───── ENTRIES SUPPLIED

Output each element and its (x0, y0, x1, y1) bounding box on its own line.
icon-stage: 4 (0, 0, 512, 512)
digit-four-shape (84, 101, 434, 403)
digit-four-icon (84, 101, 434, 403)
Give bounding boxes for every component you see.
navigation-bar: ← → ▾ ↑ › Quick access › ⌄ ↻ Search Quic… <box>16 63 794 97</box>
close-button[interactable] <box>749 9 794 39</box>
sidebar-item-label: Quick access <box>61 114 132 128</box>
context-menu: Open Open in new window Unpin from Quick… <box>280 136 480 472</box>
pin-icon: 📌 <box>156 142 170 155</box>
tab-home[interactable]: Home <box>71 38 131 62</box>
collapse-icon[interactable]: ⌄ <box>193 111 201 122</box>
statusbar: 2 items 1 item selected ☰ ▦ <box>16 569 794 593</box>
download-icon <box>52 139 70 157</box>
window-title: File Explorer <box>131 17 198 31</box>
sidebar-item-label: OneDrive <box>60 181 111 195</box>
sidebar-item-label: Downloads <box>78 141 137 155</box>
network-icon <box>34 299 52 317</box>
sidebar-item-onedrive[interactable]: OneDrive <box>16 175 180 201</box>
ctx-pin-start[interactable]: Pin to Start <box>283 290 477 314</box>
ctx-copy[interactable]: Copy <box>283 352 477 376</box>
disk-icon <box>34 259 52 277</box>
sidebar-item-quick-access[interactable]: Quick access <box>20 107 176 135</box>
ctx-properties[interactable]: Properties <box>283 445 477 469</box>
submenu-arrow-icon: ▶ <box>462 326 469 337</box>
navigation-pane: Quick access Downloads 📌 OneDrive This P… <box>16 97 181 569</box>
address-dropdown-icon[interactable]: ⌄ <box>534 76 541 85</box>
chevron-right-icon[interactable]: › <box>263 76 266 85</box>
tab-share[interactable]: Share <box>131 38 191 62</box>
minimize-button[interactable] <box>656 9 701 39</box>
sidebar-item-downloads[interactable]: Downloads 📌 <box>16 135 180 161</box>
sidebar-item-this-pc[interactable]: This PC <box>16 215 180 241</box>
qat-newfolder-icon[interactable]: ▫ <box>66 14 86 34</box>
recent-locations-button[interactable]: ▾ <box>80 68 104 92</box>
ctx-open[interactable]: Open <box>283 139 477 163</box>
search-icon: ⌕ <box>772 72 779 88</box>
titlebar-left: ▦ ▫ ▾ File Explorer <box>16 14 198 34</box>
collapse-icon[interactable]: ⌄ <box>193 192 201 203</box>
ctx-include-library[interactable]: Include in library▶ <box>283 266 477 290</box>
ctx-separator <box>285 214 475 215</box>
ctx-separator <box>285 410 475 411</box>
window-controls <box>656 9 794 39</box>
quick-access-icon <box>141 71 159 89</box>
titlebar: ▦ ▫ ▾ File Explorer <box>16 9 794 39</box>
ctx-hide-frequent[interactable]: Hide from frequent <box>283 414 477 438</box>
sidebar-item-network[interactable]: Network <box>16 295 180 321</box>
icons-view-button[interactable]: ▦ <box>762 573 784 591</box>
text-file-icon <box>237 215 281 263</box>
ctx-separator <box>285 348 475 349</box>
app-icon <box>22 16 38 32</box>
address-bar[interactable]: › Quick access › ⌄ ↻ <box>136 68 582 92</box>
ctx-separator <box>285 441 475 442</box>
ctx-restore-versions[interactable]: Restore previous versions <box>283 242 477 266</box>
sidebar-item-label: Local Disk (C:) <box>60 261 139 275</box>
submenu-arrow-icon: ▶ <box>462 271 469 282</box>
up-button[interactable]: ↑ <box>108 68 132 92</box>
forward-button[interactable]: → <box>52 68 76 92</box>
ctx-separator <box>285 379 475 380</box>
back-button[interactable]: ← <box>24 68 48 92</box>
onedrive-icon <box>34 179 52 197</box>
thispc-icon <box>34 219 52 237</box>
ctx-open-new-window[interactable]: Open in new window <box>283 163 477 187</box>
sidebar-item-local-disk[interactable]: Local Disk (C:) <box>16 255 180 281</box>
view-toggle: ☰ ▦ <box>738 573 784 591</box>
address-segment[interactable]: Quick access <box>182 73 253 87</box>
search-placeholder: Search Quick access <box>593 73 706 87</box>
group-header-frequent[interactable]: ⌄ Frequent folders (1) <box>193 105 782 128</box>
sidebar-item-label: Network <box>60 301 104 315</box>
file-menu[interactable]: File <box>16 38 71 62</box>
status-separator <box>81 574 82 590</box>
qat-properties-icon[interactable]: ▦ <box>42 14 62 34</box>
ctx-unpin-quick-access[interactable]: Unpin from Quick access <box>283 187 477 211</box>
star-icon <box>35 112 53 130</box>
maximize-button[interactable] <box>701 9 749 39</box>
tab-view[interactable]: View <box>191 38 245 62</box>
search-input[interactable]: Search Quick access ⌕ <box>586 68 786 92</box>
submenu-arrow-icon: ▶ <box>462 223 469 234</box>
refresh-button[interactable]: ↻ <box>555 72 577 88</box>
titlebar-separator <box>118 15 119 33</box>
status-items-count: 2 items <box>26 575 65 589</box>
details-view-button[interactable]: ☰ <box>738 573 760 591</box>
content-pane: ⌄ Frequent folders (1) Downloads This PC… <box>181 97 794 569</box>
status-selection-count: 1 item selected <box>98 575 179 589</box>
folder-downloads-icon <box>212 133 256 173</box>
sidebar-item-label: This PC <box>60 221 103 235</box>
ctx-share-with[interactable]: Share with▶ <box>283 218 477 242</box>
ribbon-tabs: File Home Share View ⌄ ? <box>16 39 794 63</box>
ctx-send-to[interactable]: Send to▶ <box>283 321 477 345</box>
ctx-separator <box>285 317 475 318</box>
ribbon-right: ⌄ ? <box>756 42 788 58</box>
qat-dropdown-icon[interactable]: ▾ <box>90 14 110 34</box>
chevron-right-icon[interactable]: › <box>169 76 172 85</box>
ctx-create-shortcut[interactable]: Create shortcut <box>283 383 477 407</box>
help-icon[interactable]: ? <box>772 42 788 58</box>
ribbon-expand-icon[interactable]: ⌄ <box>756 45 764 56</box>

──────────

Please print all of the rows above again, each line unchanged and in the same order.

Output each element and its (x0, y0, x1, y1) bounding box on its own line.
icon-stage: 4 (0, 0, 512, 512)
digit-four-shape (84, 101, 434, 403)
digit-four-icon (84, 101, 434, 403)
Give bounding boxes for every component you see.
navigation-bar: ← → ▾ ↑ › Quick access › ⌄ ↻ Search Quic… <box>16 63 794 97</box>
close-button[interactable] <box>749 9 794 39</box>
sidebar-item-label: Quick access <box>61 114 132 128</box>
context-menu: Open Open in new window Unpin from Quick… <box>280 136 480 472</box>
pin-icon: 📌 <box>156 142 170 155</box>
tab-home[interactable]: Home <box>71 38 131 62</box>
collapse-icon[interactable]: ⌄ <box>193 111 201 122</box>
statusbar: 2 items 1 item selected ☰ ▦ <box>16 569 794 593</box>
download-icon <box>52 139 70 157</box>
window-title: File Explorer <box>131 17 198 31</box>
sidebar-item-label: OneDrive <box>60 181 111 195</box>
sidebar-item-label: Downloads <box>78 141 137 155</box>
network-icon <box>34 299 52 317</box>
sidebar-item-onedrive[interactable]: OneDrive <box>16 175 180 201</box>
ctx-pin-start[interactable]: Pin to Start <box>283 290 477 314</box>
ctx-copy[interactable]: Copy <box>283 352 477 376</box>
disk-icon <box>34 259 52 277</box>
sidebar-item-quick-access[interactable]: Quick access <box>20 107 176 135</box>
ctx-properties[interactable]: Properties <box>283 445 477 469</box>
submenu-arrow-icon: ▶ <box>462 326 469 337</box>
navigation-pane: Quick access Downloads 📌 OneDrive This P… <box>16 97 181 569</box>
address-dropdown-icon[interactable]: ⌄ <box>534 76 541 85</box>
chevron-right-icon[interactable]: › <box>263 76 266 85</box>
tab-share[interactable]: Share <box>131 38 191 62</box>
minimize-button[interactable] <box>656 9 701 39</box>
sidebar-item-downloads[interactable]: Downloads 📌 <box>16 135 180 161</box>
sidebar-item-this-pc[interactable]: This PC <box>16 215 180 241</box>
qat-newfolder-icon[interactable]: ▫ <box>66 14 86 34</box>
recent-locations-button[interactable]: ▾ <box>80 68 104 92</box>
ctx-open[interactable]: Open <box>283 139 477 163</box>
search-icon: ⌕ <box>772 72 779 88</box>
titlebar-left: ▦ ▫ ▾ File Explorer <box>16 14 198 34</box>
collapse-icon[interactable]: ⌄ <box>193 192 201 203</box>
ctx-include-library[interactable]: Include in library▶ <box>283 266 477 290</box>
ctx-separator <box>285 214 475 215</box>
ctx-separator <box>285 410 475 411</box>
window-controls <box>656 9 794 39</box>
quick-access-icon <box>141 71 159 89</box>
titlebar: ▦ ▫ ▾ File Explorer <box>16 9 794 39</box>
ctx-hide-frequent[interactable]: Hide from frequent <box>283 414 477 438</box>
sidebar-item-network[interactable]: Network <box>16 295 180 321</box>
icons-view-button[interactable]: ▦ <box>762 573 784 591</box>
text-file-icon <box>237 215 281 263</box>
ctx-separator <box>285 348 475 349</box>
app-icon <box>22 16 38 32</box>
address-bar[interactable]: › Quick access › ⌄ ↻ <box>136 68 582 92</box>
ctx-separator <box>285 441 475 442</box>
ctx-restore-versions[interactable]: Restore previous versions <box>283 242 477 266</box>
sidebar-item-label: Local Disk (C:) <box>60 261 139 275</box>
submenu-arrow-icon: ▶ <box>462 271 469 282</box>
up-button[interactable]: ↑ <box>108 68 132 92</box>
forward-button[interactable]: → <box>52 68 76 92</box>
ctx-separator <box>285 379 475 380</box>
back-button[interactable]: ← <box>24 68 48 92</box>
onedrive-icon <box>34 179 52 197</box>
thispc-icon <box>34 219 52 237</box>
ctx-open-new-window[interactable]: Open in new window <box>283 163 477 187</box>
sidebar-item-local-disk[interactable]: Local Disk (C:) <box>16 255 180 281</box>
view-toggle: ☰ ▦ <box>738 573 784 591</box>
address-segment[interactable]: Quick access <box>182 73 253 87</box>
search-placeholder: Search Quick access <box>593 73 706 87</box>
group-header-frequent[interactable]: ⌄ Frequent folders (1) <box>193 105 782 128</box>
sidebar-item-label: Network <box>60 301 104 315</box>
file-menu[interactable]: File <box>16 38 71 62</box>
status-separator <box>81 574 82 590</box>
qat-properties-icon[interactable]: ▦ <box>42 14 62 34</box>
ctx-unpin-quick-access[interactable]: Unpin from Quick access <box>283 187 477 211</box>
star-icon <box>35 112 53 130</box>
maximize-button[interactable] <box>701 9 749 39</box>
tab-view[interactable]: View <box>191 38 245 62</box>
search-input[interactable]: Search Quick access ⌕ <box>586 68 786 92</box>
submenu-arrow-icon: ▶ <box>462 223 469 234</box>
refresh-button[interactable]: ↻ <box>555 72 577 88</box>
titlebar-separator <box>118 15 119 33</box>
status-items-count: 2 items <box>26 575 65 589</box>
details-view-button[interactable]: ☰ <box>738 573 760 591</box>
content-pane: ⌄ Frequent folders (1) Downloads This PC… <box>181 97 794 569</box>
status-selection-count: 1 item selected <box>98 575 179 589</box>
folder-downloads-icon <box>212 133 256 173</box>
sidebar-item-label: This PC <box>60 221 103 235</box>
ctx-share-with[interactable]: Share with▶ <box>283 218 477 242</box>
ribbon-tabs: File Home Share View ⌄ ? <box>16 39 794 63</box>
ctx-send-to[interactable]: Send to▶ <box>283 321 477 345</box>
ctx-separator <box>285 317 475 318</box>
ribbon-right: ⌄ ? <box>756 42 788 58</box>
qat-dropdown-icon[interactable]: ▾ <box>90 14 110 34</box>
chevron-right-icon[interactable]: › <box>169 76 172 85</box>
ctx-create-shortcut[interactable]: Create shortcut <box>283 383 477 407</box>
help-icon[interactable]: ? <box>772 42 788 58</box>
ribbon-expand-icon[interactable]: ⌄ <box>756 45 764 56</box>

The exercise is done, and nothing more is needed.